■ PROBLEM ■
Copy all the entries word for word, but omit the pictures.
_ _ _ _
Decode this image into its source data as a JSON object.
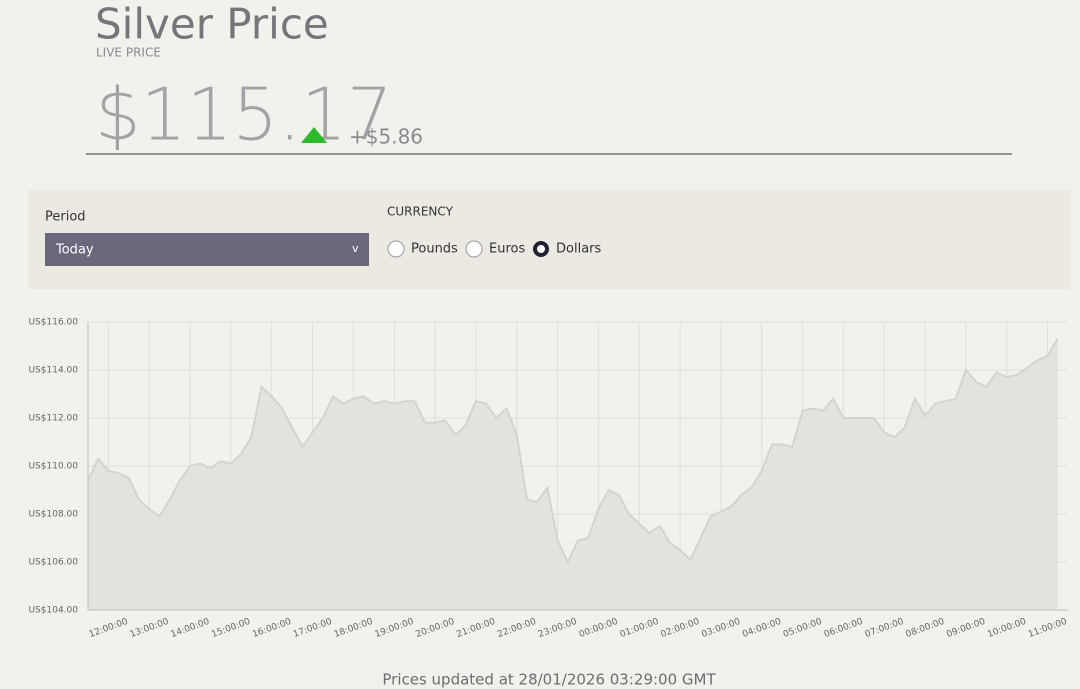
{
  "header": {
    "title": "Silver Price",
    "subtitle": "LIVE PRICE",
    "price": "$115.17",
    "change": "+$5.86"
  },
  "controls": {
    "period_label": "Period",
    "period_value": "Today",
    "period_caret": "v",
    "currency_label": "CURRENCY",
    "currencies": [
      "Pounds",
      "Euros",
      "Dollars"
    ],
    "selected_currency": "Dollars"
  },
  "chart_data": {
    "type": "area",
    "color": "#e3e2de",
    "line_color": "#d4d3ce",
    "grid": true,
    "xlim": [
      "11:30",
      "11:30"
    ],
    "x": [
      "11:30",
      "11:45",
      "12:00",
      "12:15",
      "12:30",
      "12:45",
      "13:00",
      "13:15",
      "13:30",
      "13:45",
      "14:00",
      "14:15",
      "14:30",
      "14:45",
      "15:00",
      "15:15",
      "15:30",
      "15:45",
      "16:00",
      "16:15",
      "16:30",
      "16:45",
      "17:00",
      "17:15",
      "17:30",
      "17:45",
      "18:00",
      "18:15",
      "18:30",
      "18:45",
      "19:00",
      "19:15",
      "19:30",
      "19:45",
      "20:00",
      "20:15",
      "20:30",
      "20:45",
      "21:00",
      "21:15",
      "21:30",
      "21:45",
      "22:00",
      "22:15",
      "22:30",
      "22:45",
      "23:00",
      "23:15",
      "23:30",
      "23:45",
      "00:00",
      "00:15",
      "00:30",
      "00:45",
      "01:00",
      "01:15",
      "01:30",
      "01:45",
      "02:00",
      "02:15",
      "02:30",
      "02:45",
      "03:00",
      "03:15",
      "03:30",
      "03:45",
      "04:00",
      "04:15",
      "04:30",
      "04:45",
      "05:00",
      "05:15",
      "05:30",
      "05:45",
      "06:00",
      "06:15",
      "06:30",
      "06:45",
      "07:00",
      "07:15",
      "07:30",
      "07:45",
      "08:00",
      "08:15",
      "08:30",
      "08:45",
      "09:00",
      "09:15",
      "09:30",
      "09:45",
      "10:00",
      "10:15",
      "10:30",
      "10:45",
      "11:00",
      "11:15"
    ],
    "values": [
      109.4,
      110.3,
      109.8,
      109.7,
      109.5,
      108.6,
      108.2,
      107.9,
      108.6,
      109.4,
      110.0,
      110.1,
      109.9,
      110.2,
      110.1,
      110.5,
      111.2,
      113.3,
      112.9,
      112.4,
      111.6,
      110.8,
      111.4,
      112.0,
      112.9,
      112.6,
      112.8,
      112.9,
      112.6,
      112.7,
      112.6,
      112.7,
      112.7,
      111.8,
      111.8,
      111.9,
      111.3,
      111.7,
      112.7,
      112.6,
      112.0,
      112.4,
      111.3,
      108.6,
      108.5,
      109.1,
      106.9,
      106.0,
      106.9,
      107.0,
      108.2,
      109.0,
      108.8,
      108.0,
      107.6,
      107.2,
      107.5,
      106.8,
      106.5,
      106.1,
      107.0,
      107.9,
      108.1,
      108.3,
      108.8,
      109.1,
      109.8,
      110.9,
      110.9,
      110.8,
      112.3,
      112.4,
      112.3,
      112.8,
      112.0,
      112.0,
      112.0,
      112.0,
      111.4,
      111.2,
      111.6,
      112.8,
      112.1,
      112.6,
      112.7,
      112.8,
      114.0,
      113.5,
      113.3,
      113.9,
      113.7,
      113.8,
      114.1,
      114.4,
      114.6,
      115.3
    ],
    "ylim": [
      104,
      116
    ],
    "yticks": [
      {
        "value": 104,
        "label": "US$104.00"
      },
      {
        "value": 106,
        "label": "US$106.00"
      },
      {
        "value": 108,
        "label": "US$108.00"
      },
      {
        "value": 110,
        "label": "US$110.00"
      },
      {
        "value": 112,
        "label": "US$112.00"
      },
      {
        "value": 114,
        "label": "US$114.00"
      },
      {
        "value": 116,
        "label": "US$116.00"
      }
    ],
    "xticks": [
      "12:00:00",
      "13:00:00",
      "14:00:00",
      "15:00:00",
      "16:00:00",
      "17:00:00",
      "18:00:00",
      "19:00:00",
      "20:00:00",
      "21:00:00",
      "22:00:00",
      "23:00:00",
      "00:00:00",
      "01:00:00",
      "02:00:00",
      "03:00:00",
      "04:00:00",
      "05:00:00",
      "06:00:00",
      "07:00:00",
      "08:00:00",
      "09:00:00",
      "10:00:00",
      "11:00:00"
    ]
  },
  "footer": "Prices updated at 28/01/2026 03:29:00 GMT"
}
_ _ _ _
■ RESULT BELOW ■
Decode this image into its source data as a JSON object.
{
  "header": {
    "title": "Silver Price",
    "subtitle": "LIVE PRICE",
    "price": "$115.17",
    "change": "+$5.86"
  },
  "controls": {
    "period_label": "Period",
    "period_value": "Today",
    "period_caret": "v",
    "currency_label": "CURRENCY",
    "currencies": [
      "Pounds",
      "Euros",
      "Dollars"
    ],
    "selected_currency": "Dollars"
  },
  "chart_data": {
    "type": "area",
    "color": "#e3e2de",
    "line_color": "#d4d3ce",
    "grid": true,
    "xlim": [
      "11:30",
      "11:30"
    ],
    "x": [
      "11:30",
      "11:45",
      "12:00",
      "12:15",
      "12:30",
      "12:45",
      "13:00",
      "13:15",
      "13:30",
      "13:45",
      "14:00",
      "14:15",
      "14:30",
      "14:45",
      "15:00",
      "15:15",
      "15:30",
      "15:45",
      "16:00",
      "16:15",
      "16:30",
      "16:45",
      "17:00",
      "17:15",
      "17:30",
      "17:45",
      "18:00",
      "18:15",
      "18:30",
      "18:45",
      "19:00",
      "19:15",
      "19:30",
      "19:45",
      "20:00",
      "20:15",
      "20:30",
      "20:45",
      "21:00",
      "21:15",
      "21:30",
      "21:45",
      "22:00",
      "22:15",
      "22:30",
      "22:45",
      "23:00",
      "23:15",
      "23:30",
      "23:45",
      "00:00",
      "00:15",
      "00:30",
      "00:45",
      "01:00",
      "01:15",
      "01:30",
      "01:45",
      "02:00",
      "02:15",
      "02:30",
      "02:45",
      "03:00",
      "03:15",
      "03:30",
      "03:45",
      "04:00",
      "04:15",
      "04:30",
      "04:45",
      "05:00",
      "05:15",
      "05:30",
      "05:45",
      "06:00",
      "06:15",
      "06:30",
      "06:45",
      "07:00",
      "07:15",
      "07:30",
      "07:45",
      "08:00",
      "08:15",
      "08:30",
      "08:45",
      "09:00",
      "09:15",
      "09:30",
      "09:45",
      "10:00",
      "10:15",
      "10:30",
      "10:45",
      "11:00",
      "11:15"
    ],
    "values": [
      109.4,
      110.3,
      109.8,
      109.7,
      109.5,
      108.6,
      108.2,
      107.9,
      108.6,
      109.4,
      110.0,
      110.1,
      109.9,
      110.2,
      110.1,
      110.5,
      111.2,
      113.3,
      112.9,
      112.4,
      111.6,
      110.8,
      111.4,
      112.0,
      112.9,
      112.6,
      112.8,
      112.9,
      112.6,
      112.7,
      112.6,
      112.7,
      112.7,
      111.8,
      111.8,
      111.9,
      111.3,
      111.7,
      112.7,
      112.6,
      112.0,
      112.4,
      111.3,
      108.6,
      108.5,
      109.1,
      106.9,
      106.0,
      106.9,
      107.0,
      108.2,
      109.0,
      108.8,
      108.0,
      107.6,
      107.2,
      107.5,
      106.8,
      106.5,
      106.1,
      107.0,
      107.9,
      108.1,
      108.3,
      108.8,
      109.1,
      109.8,
      110.9,
      110.9,
      110.8,
      112.3,
      112.4,
      112.3,
      112.8,
      112.0,
      112.0,
      112.0,
      112.0,
      111.4,
      111.2,
      111.6,
      112.8,
      112.1,
      112.6,
      112.7,
      112.8,
      114.0,
      113.5,
      113.3,
      113.9,
      113.7,
      113.8,
      114.1,
      114.4,
      114.6,
      115.3
    ],
    "ylim": [
      104,
      116
    ],
    "yticks": [
      {
        "value": 104,
        "label": "US$104.00"
      },
      {
        "value": 106,
        "label": "US$106.00"
      },
      {
        "value": 108,
        "label": "US$108.00"
      },
      {
        "value": 110,
        "label": "US$110.00"
      },
      {
        "value": 112,
        "label": "US$112.00"
      },
      {
        "value": 114,
        "label": "US$114.00"
      },
      {
        "value": 116,
        "label": "US$116.00"
      }
    ],
    "xticks": [
      "12:00:00",
      "13:00:00",
      "14:00:00",
      "15:00:00",
      "16:00:00",
      "17:00:00",
      "18:00:00",
      "19:00:00",
      "20:00:00",
      "21:00:00",
      "22:00:00",
      "23:00:00",
      "00:00:00",
      "01:00:00",
      "02:00:00",
      "03:00:00",
      "04:00:00",
      "05:00:00",
      "06:00:00",
      "07:00:00",
      "08:00:00",
      "09:00:00",
      "10:00:00",
      "11:00:00"
    ]
  },
  "footer": "Prices updated at 28/01/2026 03:29:00 GMT"
}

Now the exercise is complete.